• _Supplied information_:
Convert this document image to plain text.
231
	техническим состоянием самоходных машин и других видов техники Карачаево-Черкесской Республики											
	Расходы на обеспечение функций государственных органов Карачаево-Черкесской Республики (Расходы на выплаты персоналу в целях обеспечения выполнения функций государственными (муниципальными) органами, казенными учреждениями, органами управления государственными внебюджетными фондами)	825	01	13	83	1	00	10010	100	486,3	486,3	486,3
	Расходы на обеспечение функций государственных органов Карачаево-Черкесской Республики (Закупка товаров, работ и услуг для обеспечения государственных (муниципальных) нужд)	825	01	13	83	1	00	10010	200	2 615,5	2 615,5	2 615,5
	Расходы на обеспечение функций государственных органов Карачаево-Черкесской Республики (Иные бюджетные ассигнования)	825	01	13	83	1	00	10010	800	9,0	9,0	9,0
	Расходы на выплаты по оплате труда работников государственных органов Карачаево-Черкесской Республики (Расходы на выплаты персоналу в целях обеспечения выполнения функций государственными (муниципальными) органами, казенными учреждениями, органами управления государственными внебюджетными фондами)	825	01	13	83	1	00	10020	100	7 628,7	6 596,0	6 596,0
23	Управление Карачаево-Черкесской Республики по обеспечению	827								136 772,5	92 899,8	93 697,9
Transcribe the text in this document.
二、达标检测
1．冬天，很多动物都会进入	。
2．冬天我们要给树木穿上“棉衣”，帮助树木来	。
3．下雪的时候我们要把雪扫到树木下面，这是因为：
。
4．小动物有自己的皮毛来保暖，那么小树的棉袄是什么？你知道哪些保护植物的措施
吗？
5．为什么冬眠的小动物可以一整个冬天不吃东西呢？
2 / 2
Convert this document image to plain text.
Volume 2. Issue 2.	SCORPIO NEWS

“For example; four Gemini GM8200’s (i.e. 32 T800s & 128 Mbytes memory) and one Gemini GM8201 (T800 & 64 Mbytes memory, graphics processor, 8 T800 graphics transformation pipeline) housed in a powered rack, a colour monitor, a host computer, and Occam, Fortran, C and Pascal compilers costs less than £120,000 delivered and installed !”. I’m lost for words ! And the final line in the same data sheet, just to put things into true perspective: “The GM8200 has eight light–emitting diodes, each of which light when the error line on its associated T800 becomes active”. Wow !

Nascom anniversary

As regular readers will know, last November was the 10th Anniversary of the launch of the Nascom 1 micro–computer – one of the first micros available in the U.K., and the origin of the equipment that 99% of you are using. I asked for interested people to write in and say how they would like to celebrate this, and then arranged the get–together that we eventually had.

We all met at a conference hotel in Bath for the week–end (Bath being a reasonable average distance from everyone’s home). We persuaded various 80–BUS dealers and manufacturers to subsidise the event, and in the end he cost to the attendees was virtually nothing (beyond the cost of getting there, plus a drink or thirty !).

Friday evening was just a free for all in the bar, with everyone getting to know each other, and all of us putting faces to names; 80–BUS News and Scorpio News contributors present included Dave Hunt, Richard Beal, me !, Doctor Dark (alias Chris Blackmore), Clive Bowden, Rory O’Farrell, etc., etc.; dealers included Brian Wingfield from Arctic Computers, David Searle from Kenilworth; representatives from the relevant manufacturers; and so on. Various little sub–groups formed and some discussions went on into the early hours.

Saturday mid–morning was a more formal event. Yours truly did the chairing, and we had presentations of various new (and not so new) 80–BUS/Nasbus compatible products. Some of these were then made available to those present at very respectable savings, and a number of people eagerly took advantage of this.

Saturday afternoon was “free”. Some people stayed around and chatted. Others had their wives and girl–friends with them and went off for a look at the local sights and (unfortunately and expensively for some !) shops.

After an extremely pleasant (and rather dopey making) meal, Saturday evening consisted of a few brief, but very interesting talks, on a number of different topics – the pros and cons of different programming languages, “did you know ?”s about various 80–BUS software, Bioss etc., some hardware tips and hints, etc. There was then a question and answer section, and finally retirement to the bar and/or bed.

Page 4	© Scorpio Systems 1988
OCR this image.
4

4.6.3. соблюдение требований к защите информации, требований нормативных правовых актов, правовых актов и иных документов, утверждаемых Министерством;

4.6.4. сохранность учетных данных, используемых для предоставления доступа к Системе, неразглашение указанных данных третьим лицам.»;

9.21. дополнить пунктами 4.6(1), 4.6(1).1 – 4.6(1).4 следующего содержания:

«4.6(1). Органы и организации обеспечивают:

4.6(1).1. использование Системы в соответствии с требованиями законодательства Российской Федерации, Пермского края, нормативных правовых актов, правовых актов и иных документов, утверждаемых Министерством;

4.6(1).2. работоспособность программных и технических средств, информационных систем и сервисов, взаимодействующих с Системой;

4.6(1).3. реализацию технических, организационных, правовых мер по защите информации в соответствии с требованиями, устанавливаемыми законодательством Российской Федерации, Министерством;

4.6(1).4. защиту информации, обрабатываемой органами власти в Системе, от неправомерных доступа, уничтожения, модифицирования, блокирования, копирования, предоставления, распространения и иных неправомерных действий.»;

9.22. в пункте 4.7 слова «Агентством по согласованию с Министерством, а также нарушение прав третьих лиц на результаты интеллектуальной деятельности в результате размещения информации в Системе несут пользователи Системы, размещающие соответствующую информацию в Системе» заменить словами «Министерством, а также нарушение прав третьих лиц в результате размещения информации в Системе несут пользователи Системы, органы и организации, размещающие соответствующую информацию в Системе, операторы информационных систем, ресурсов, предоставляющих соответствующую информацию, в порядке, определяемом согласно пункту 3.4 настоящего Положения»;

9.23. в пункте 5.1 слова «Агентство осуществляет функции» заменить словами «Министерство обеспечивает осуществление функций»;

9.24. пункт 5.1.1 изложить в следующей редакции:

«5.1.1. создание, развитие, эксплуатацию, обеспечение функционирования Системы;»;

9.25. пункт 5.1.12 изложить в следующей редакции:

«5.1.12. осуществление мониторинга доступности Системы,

• _What you will do_:
Pull every line containing "внебюджетными" from the material above.

• _Solution for this problem_:
	Расходы на обеспечение функций государственных органов Карачаево-Черкесской Республики (Расходы на выплаты персоналу в целях обеспечения выполнения функций государственными (муниципальными) органами, казенными учреждениями, органами управления государственными внебюджетными фондами)	825	01	13	83	1	00	10010	100	486,3	486,3	486,3
	Расходы на выплаты по оплате труда работников государственных органов Карачаево-Черкесской Республики (Расходы на выплаты персоналу в целях обеспечения выполнения функций государственными (муниципальными) органами, казенными учреждениями, органами управления государственными внебюджетными фондами)	825	01	13	83	1	00	10020	100	7 628,7	6 596,0	6 596,0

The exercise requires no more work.